Set problem:
The records below must be retyped exactly.

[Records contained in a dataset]
-- BEGIN --

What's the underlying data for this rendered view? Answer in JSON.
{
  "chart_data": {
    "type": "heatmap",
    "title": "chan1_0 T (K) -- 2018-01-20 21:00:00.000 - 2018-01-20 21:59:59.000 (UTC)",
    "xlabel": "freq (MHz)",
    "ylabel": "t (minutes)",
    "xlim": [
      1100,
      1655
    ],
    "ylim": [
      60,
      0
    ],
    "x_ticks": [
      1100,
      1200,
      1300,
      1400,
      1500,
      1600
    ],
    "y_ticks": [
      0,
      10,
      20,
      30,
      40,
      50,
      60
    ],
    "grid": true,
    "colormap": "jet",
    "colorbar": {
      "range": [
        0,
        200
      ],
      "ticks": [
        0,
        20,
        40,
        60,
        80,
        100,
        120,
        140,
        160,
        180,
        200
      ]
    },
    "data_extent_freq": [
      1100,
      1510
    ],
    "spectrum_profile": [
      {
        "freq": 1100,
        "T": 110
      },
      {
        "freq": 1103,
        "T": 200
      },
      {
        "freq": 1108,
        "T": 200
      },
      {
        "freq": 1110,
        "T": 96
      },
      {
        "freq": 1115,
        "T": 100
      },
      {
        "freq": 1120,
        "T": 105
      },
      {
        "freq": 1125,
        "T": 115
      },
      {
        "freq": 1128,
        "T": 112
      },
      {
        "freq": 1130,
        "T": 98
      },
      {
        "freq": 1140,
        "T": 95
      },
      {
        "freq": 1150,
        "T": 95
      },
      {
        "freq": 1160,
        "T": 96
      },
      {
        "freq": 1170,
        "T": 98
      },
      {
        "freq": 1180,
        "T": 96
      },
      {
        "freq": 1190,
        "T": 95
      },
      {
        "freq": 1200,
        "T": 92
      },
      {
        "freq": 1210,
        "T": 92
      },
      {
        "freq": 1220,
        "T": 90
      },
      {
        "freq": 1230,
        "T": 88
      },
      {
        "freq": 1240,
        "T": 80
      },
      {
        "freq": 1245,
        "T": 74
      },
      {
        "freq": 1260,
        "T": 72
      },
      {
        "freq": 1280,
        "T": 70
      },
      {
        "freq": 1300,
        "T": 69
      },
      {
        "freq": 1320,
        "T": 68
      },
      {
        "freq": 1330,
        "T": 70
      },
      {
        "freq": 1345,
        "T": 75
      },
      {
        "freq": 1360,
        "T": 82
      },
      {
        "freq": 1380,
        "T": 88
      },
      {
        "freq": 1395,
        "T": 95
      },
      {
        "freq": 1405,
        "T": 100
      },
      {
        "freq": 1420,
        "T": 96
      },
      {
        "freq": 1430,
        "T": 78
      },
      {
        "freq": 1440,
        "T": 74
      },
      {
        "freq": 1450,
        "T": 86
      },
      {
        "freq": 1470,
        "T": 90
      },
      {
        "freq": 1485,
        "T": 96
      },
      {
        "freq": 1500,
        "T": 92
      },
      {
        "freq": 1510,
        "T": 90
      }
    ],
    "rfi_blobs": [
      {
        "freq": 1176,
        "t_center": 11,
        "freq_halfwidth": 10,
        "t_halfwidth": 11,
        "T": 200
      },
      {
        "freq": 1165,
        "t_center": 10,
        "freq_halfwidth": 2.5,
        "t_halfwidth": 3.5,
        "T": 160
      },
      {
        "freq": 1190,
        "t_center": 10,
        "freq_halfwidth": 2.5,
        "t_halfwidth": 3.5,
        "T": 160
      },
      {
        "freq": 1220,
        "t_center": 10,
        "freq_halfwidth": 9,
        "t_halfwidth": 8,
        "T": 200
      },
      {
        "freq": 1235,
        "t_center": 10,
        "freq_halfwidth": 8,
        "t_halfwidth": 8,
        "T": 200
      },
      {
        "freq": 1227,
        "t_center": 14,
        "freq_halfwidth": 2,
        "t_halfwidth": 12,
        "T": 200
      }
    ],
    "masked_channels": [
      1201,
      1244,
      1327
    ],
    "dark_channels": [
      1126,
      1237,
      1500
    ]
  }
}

-- END --

Answer for the task:
What's the underlying data for this rendered view? Answer in JSON.
{
  "chart_data": {
    "type": "heatmap",
    "title": "chan1_0 T (K) -- 2018-01-20 21:00:00.000 - 2018-01-20 21:59:59.000 (UTC)",
    "xlabel": "freq (MHz)",
    "ylabel": "t (minutes)",
    "xlim": [
      1100,
      1655
    ],
    "ylim": [
      60,
      0
    ],
    "x_ticks": [
      1100,
      1200,
      1300,
      1400,
      1500,
      1600
    ],
    "y_ticks": [
      0,
      10,
      20,
      30,
      40,
      50,
      60
    ],
    "grid": true,
    "colormap": "jet",
    "colorbar": {
      "range": [
        0,
        200
      ],
      "ticks": [
        0,
        20,
        40,
        60,
        80,
        100,
        120,
        140,
        160,
        180,
        200
      ]
    },
    "data_extent_freq": [
      1100,
      1510
    ],
    "spectrum_profile": [
      {
        "freq": 1100,
        "T": 110
      },
      {
        "freq": 1103,
        "T": 200
      },
      {
        "freq": 1108,
        "T": 200
      },
      {
        "freq": 1110,
        "T": 96
      },
      {
        "freq": 1115,
        "T": 100
      },
      {
        "freq": 1120,
        "T": 105
      },
      {
        "freq": 1125,
        "T": 115
      },
      {
        "freq": 1128,
        "T": 112
      },
      {
        "freq": 1130,
        "T": 98
      },
      {
        "freq": 1140,
        "T": 95
      },
      {
        "freq": 1150,
        "T": 95
      },
      {
        "freq": 1160,
        "T": 96
      },
      {
        "freq": 1170,
        "T": 98
      },
      {
        "freq": 1180,
        "T": 96
      },
      {
        "freq": 1190,
        "T": 95
      },
      {
        "freq": 1200,
        "T": 92
      },
      {
        "freq": 1210,
        "T": 92
      },
      {
        "freq": 1220,
        "T": 90
      },
      {
        "freq": 1230,
        "T": 88
      },
      {
        "freq": 1240,
        "T": 80
      },
      {
        "freq": 1245,
        "T": 74
      },
      {
        "freq": 1260,
        "T": 72
      },
      {
        "freq": 1280,
        "T": 70
      },
      {
        "freq": 1300,
        "T": 69
      },
      {
        "freq": 1320,
        "T": 68
      },
      {
        "freq": 1330,
        "T": 70
      },
      {
        "freq": 1345,
        "T": 75
      },
      {
        "freq": 1360,
        "T": 82
      },
      {
        "freq": 1380,
        "T": 88
      },
      {
        "freq": 1395,
        "T": 95
      },
      {
        "freq": 1405,
        "T": 100
      },
      {
        "freq": 1420,
        "T": 96
      },
      {
        "freq": 1430,
        "T": 78
      },
      {
        "freq": 1440,
        "T": 74
      },
      {
        "freq": 1450,
        "T": 86
      },
      {
        "freq": 1470,
        "T": 90
      },
      {
        "freq": 1485,
        "T": 96
      },
      {
        "freq": 1500,
        "T": 92
      },
      {
        "freq": 1510,
        "T": 90
      }
    ],
    "rfi_blobs": [
      {
        "freq": 1176,
        "t_center": 11,
        "freq_halfwidth": 10,
        "t_halfwidth": 11,
        "T": 200
      },
      {
        "freq": 1165,
        "t_center": 10,
        "freq_halfwidth": 2.5,
        "t_halfwidth": 3.5,
        "T": 160
      },
      {
        "freq": 1190,
        "t_center": 10,
        "freq_halfwidth": 2.5,
        "t_halfwidth": 3.5,
        "T": 160
      },
      {
        "freq": 1220,
        "t_center": 10,
        "freq_halfwidth": 9,
        "t_halfwidth": 8,
        "T": 200
      },
      {
        "freq": 1235,
        "t_center": 10,
        "freq_halfwidth": 8,
        "t_halfwidth": 8,
        "T": 200
      },
      {
        "freq": 1227,
        "t_center": 14,
        "freq_halfwidth": 2,
        "t_halfwidth": 12,
        "T": 200
      }
    ],
    "masked_channels": [
      1201,
      1244,
      1327
    ],
    "dark_channels": [
      1126,
      1237,
      1500
    ]
  }
}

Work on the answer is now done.